OBJECTIVE: Any pictures in the records below should be skipped; write out everything else exactly.

DATA SHOWN:
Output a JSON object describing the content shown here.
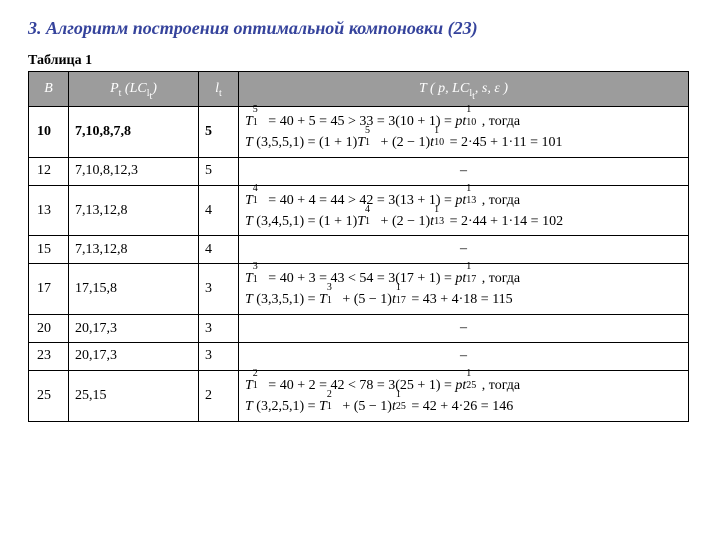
{
  "heading": {
    "number": "3.",
    "text": "Алгоритм построения оптимальной компоновки (23)"
  },
  "table_caption": "Таблица 1",
  "table": {
    "columns": {
      "b_header_html": "B",
      "pt_header_html": "P<sub>t</sub> (LC<sub>l<sub>t</sub></sub>)",
      "l_header_html": "l<sub>t</sub>",
      "t_header_html": "T ( p, LC<sub>l<sub>t</sub></sub>, s, ε )"
    },
    "rows": [
      {
        "highlight": true,
        "b": "10",
        "pt": "7,10,8,7,8",
        "l": "5",
        "t_html": "<span class='math'>T</span><span class='subsup'><span class='ss-sup'>5</span><span class='ss-sub'>1</span></span> = 40 + 5 = 45 &gt; 33 = 3(10 + 1) = <span class='math'>pt</span><span class='subsup'><span class='ss-sup'>1</span><span class='ss-sub'>10</span></span> , тогда<br><span class='math'>T</span> (3,5,5,1) = (1 + 1)<span class='math'>T</span><span class='subsup'><span class='ss-sup'>5</span><span class='ss-sub'>1</span></span> + (2 − 1)<span class='math'>t</span><span class='subsup'><span class='ss-sup'>1</span><span class='ss-sub'>10</span></span> = 2·45 + 1·11 = 101"
      },
      {
        "highlight": false,
        "b": "12",
        "pt": "7,10,8,12,3",
        "l": "5",
        "t_dash": "–"
      },
      {
        "highlight": false,
        "b": "13",
        "pt": "7,13,12,8",
        "l": "4",
        "t_html": "<span class='math'>T</span><span class='subsup'><span class='ss-sup'>4</span><span class='ss-sub'>1</span></span> = 40 + 4 = 44 &gt; 42 = 3(13 + 1) = <span class='math'>pt</span><span class='subsup'><span class='ss-sup'>1</span><span class='ss-sub'>13</span></span> , тогда<br><span class='math'>T</span> (3,4,5,1) = (1 + 1)<span class='math'>T</span><span class='subsup'><span class='ss-sup'>4</span><span class='ss-sub'>1</span></span> + (2 − 1)<span class='math'>t</span><span class='subsup'><span class='ss-sup'>1</span><span class='ss-sub'>13</span></span> = 2·44 + 1·14 = 102"
      },
      {
        "highlight": false,
        "b": "15",
        "pt": "7,13,12,8",
        "l": "4",
        "t_dash": "–"
      },
      {
        "highlight": false,
        "b": "17",
        "pt": "17,15,8",
        "l": "3",
        "t_html": "<span class='math'>T</span><span class='subsup'><span class='ss-sup'>3</span><span class='ss-sub'>1</span></span> = 40 + 3 = 43 &lt; 54 = 3(17 + 1) = <span class='math'>pt</span><span class='subsup'><span class='ss-sup'>1</span><span class='ss-sub'>17</span></span> , тогда<br><span class='math'>T</span> (3,3,5,1) = <span class='math'>T</span><span class='subsup'><span class='ss-sup'>3</span><span class='ss-sub'>1</span></span> + (5 − 1)<span class='math'>t</span><span class='subsup'><span class='ss-sup'>1</span><span class='ss-sub'>17</span></span> = 43 + 4·18 = 115"
      },
      {
        "highlight": false,
        "b": "20",
        "pt": "20,17,3",
        "l": "3",
        "t_dash": "–"
      },
      {
        "highlight": false,
        "b": "23",
        "pt": "20,17,3",
        "l": "3",
        "t_dash": "–"
      },
      {
        "highlight": false,
        "b": "25",
        "pt": "25,15",
        "l": "2",
        "t_html": "<span class='math'>T</span><span class='subsup'><span class='ss-sup'>2</span><span class='ss-sub'>1</span></span> = 40 + 2 = 42 &lt; 78 = 3(25 + 1) = <span class='math'>pt</span><span class='subsup'><span class='ss-sup'>1</span><span class='ss-sub'>25</span></span> , тогда<br><span class='math'>T</span> (3,2,5,1) = <span class='math'>T</span><span class='subsup'><span class='ss-sup'>2</span><span class='ss-sub'>1</span></span> + (5 − 1)<span class='math'>t</span><span class='subsup'><span class='ss-sup'>1</span><span class='ss-sub'>25</span></span> = 42 + 4·26 = 146"
      }
    ]
  },
  "colors": {
    "heading": "#35439c",
    "header_bg": "#9c9c9c",
    "header_fg": "#ffffff",
    "border": "#000000",
    "background": "#ffffff"
  }
}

CORRECT ANSWER:
Output a JSON object describing the content shown here.
{
  "heading": {
    "number": "3.",
    "text": "Алгоритм построения оптимальной компоновки (23)"
  },
  "table_caption": "Таблица 1",
  "table": {
    "columns": {
      "b_header_html": "B",
      "pt_header_html": "P<sub>t</sub> (LC<sub>l<sub>t</sub></sub>)",
      "l_header_html": "l<sub>t</sub>",
      "t_header_html": "T ( p, LC<sub>l<sub>t</sub></sub>, s, ε )"
    },
    "rows": [
      {
        "highlight": true,
        "b": "10",
        "pt": "7,10,8,7,8",
        "l": "5",
        "t_html": "<span class='math'>T</span><span class='subsup'><span class='ss-sup'>5</span><span class='ss-sub'>1</span></span> = 40 + 5 = 45 &gt; 33 = 3(10 + 1) = <span class='math'>pt</span><span class='subsup'><span class='ss-sup'>1</span><span class='ss-sub'>10</span></span> , тогда<br><span class='math'>T</span> (3,5,5,1) = (1 + 1)<span class='math'>T</span><span class='subsup'><span class='ss-sup'>5</span><span class='ss-sub'>1</span></span> + (2 − 1)<span class='math'>t</span><span class='subsup'><span class='ss-sup'>1</span><span class='ss-sub'>10</span></span> = 2·45 + 1·11 = 101"
      },
      {
        "highlight": false,
        "b": "12",
        "pt": "7,10,8,12,3",
        "l": "5",
        "t_dash": "–"
      },
      {
        "highlight": false,
        "b": "13",
        "pt": "7,13,12,8",
        "l": "4",
        "t_html": "<span class='math'>T</span><span class='subsup'><span class='ss-sup'>4</span><span class='ss-sub'>1</span></span> = 40 + 4 = 44 &gt; 42 = 3(13 + 1) = <span class='math'>pt</span><span class='subsup'><span class='ss-sup'>1</span><span class='ss-sub'>13</span></span> , тогда<br><span class='math'>T</span> (3,4,5,1) = (1 + 1)<span class='math'>T</span><span class='subsup'><span class='ss-sup'>4</span><span class='ss-sub'>1</span></span> + (2 − 1)<span class='math'>t</span><span class='subsup'><span class='ss-sup'>1</span><span class='ss-sub'>13</span></span> = 2·44 + 1·14 = 102"
      },
      {
        "highlight": false,
        "b": "15",
        "pt": "7,13,12,8",
        "l": "4",
        "t_dash": "–"
      },
      {
        "highlight": false,
        "b": "17",
        "pt": "17,15,8",
        "l": "3",
        "t_html": "<span class='math'>T</span><span class='subsup'><span class='ss-sup'>3</span><span class='ss-sub'>1</span></span> = 40 + 3 = 43 &lt; 54 = 3(17 + 1) = <span class='math'>pt</span><span class='subsup'><span class='ss-sup'>1</span><span class='ss-sub'>17</span></span> , тогда<br><span class='math'>T</span> (3,3,5,1) = <span class='math'>T</span><span class='subsup'><span class='ss-sup'>3</span><span class='ss-sub'>1</span></span> + (5 − 1)<span class='math'>t</span><span class='subsup'><span class='ss-sup'>1</span><span class='ss-sub'>17</span></span> = 43 + 4·18 = 115"
      },
      {
        "highlight": false,
        "b": "20",
        "pt": "20,17,3",
        "l": "3",
        "t_dash": "–"
      },
      {
        "highlight": false,
        "b": "23",
        "pt": "20,17,3",
        "l": "3",
        "t_dash": "–"
      },
      {
        "highlight": false,
        "b": "25",
        "pt": "25,15",
        "l": "2",
        "t_html": "<span class='math'>T</span><span class='subsup'><span class='ss-sup'>2</span><span class='ss-sub'>1</span></span> = 40 + 2 = 42 &lt; 78 = 3(25 + 1) = <span class='math'>pt</span><span class='subsup'><span class='ss-sup'>1</span><span class='ss-sub'>25</span></span> , тогда<br><span class='math'>T</span> (3,2,5,1) = <span class='math'>T</span><span class='subsup'><span class='ss-sup'>2</span><span class='ss-sub'>1</span></span> + (5 − 1)<span class='math'>t</span><span class='subsup'><span class='ss-sup'>1</span><span class='ss-sub'>25</span></span> = 42 + 4·26 = 146"
      }
    ]
  },
  "colors": {
    "heading": "#35439c",
    "header_bg": "#9c9c9c",
    "header_fg": "#ffffff",
    "border": "#000000",
    "background": "#ffffff"
  }
}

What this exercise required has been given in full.